_Problem to solve:_
Would you quote the material below in full and unchanged?

_Given information:_
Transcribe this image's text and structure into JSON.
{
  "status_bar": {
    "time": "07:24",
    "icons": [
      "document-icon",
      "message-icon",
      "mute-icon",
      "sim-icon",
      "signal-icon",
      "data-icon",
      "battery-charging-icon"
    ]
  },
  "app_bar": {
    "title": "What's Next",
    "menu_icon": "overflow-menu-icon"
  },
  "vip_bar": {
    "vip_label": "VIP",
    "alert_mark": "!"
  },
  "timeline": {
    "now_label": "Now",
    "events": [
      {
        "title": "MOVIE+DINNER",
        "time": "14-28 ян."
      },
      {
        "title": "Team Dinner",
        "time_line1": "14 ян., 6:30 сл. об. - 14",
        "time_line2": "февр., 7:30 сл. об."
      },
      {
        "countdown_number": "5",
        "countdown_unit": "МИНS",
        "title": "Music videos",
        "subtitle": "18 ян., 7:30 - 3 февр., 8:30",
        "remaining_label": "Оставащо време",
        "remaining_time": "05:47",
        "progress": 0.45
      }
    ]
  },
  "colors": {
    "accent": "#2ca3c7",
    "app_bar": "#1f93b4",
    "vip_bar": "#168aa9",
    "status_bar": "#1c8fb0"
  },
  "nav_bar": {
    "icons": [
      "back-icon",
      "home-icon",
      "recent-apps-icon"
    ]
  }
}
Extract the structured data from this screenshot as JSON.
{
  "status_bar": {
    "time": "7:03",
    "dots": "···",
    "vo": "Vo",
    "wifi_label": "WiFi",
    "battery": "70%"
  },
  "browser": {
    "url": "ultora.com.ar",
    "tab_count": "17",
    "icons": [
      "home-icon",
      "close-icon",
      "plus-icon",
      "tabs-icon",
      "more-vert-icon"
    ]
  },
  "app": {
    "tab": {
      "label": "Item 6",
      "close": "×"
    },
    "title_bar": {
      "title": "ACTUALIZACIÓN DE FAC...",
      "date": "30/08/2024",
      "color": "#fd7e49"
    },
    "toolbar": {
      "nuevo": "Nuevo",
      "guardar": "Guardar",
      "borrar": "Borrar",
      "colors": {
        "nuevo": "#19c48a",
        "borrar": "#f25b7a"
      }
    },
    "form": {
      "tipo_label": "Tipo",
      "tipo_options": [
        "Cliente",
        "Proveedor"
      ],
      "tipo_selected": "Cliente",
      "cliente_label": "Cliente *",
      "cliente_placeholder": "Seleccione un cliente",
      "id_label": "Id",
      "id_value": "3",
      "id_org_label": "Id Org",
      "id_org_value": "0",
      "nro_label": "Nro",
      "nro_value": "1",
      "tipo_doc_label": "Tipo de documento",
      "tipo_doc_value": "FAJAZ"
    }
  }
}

_The answer:_
Transcribe this image's text and structure into JSON.
{
  "status_bar": {
    "time": "07:24",
    "icons": [
      "document-icon",
      "message-icon",
      "mute-icon",
      "sim-icon",
      "signal-icon",
      "data-icon",
      "battery-charging-icon"
    ]
  },
  "app_bar": {
    "title": "What's Next",
    "menu_icon": "overflow-menu-icon"
  },
  "vip_bar": {
    "vip_label": "VIP",
    "alert_mark": "!"
  },
  "timeline": {
    "now_label": "Now",
    "events": [
      {
        "title": "MOVIE+DINNER",
        "time": "14-28 ян."
      },
      {
        "title": "Team Dinner",
        "time_line1": "14 ян., 6:30 сл. об. - 14",
        "time_line2": "февр., 7:30 сл. об."
      },
      {
        "countdown_number": "5",
        "countdown_unit": "МИНS",
        "title": "Music videos",
        "subtitle": "18 ян., 7:30 - 3 февр., 8:30",
        "remaining_label": "Оставащо време",
        "remaining_time": "05:47",
        "progress": 0.45
      }
    ]
  },
  "colors": {
    "accent": "#2ca3c7",
    "app_bar": "#1f93b4",
    "vip_bar": "#168aa9",
    "status_bar": "#1c8fb0"
  },
  "nav_bar": {
    "icons": [
      "back-icon",
      "home-icon",
      "recent-apps-icon"
    ]
  }
}
Extract the structured data from this screenshot as JSON.
{
  "status_bar": {
    "time": "7:03",
    "dots": "···",
    "vo": "Vo",
    "wifi_label": "WiFi",
    "battery": "70%"
  },
  "browser": {
    "url": "ultora.com.ar",
    "tab_count": "17",
    "icons": [
      "home-icon",
      "close-icon",
      "plus-icon",
      "tabs-icon",
      "more-vert-icon"
    ]
  },
  "app": {
    "tab": {
      "label": "Item 6",
      "close": "×"
    },
    "title_bar": {
      "title": "ACTUALIZACIÓN DE FAC...",
      "date": "30/08/2024",
      "color": "#fd7e49"
    },
    "toolbar": {
      "nuevo": "Nuevo",
      "guardar": "Guardar",
      "borrar": "Borrar",
      "colors": {
        "nuevo": "#19c48a",
        "borrar": "#f25b7a"
      }
    },
    "form": {
      "tipo_label": "Tipo",
      "tipo_options": [
        "Cliente",
        "Proveedor"
      ],
      "tipo_selected": "Cliente",
      "cliente_label": "Cliente *",
      "cliente_placeholder": "Seleccione un cliente",
      "id_label": "Id",
      "id_value": "3",
      "id_org_label": "Id Org",
      "id_org_value": "0",
      "nro_label": "Nro",
      "nro_value": "1",
      "tipo_doc_label": "Tipo de documento",
      "tipo_doc_value": "FAJAZ"
    }
  }
}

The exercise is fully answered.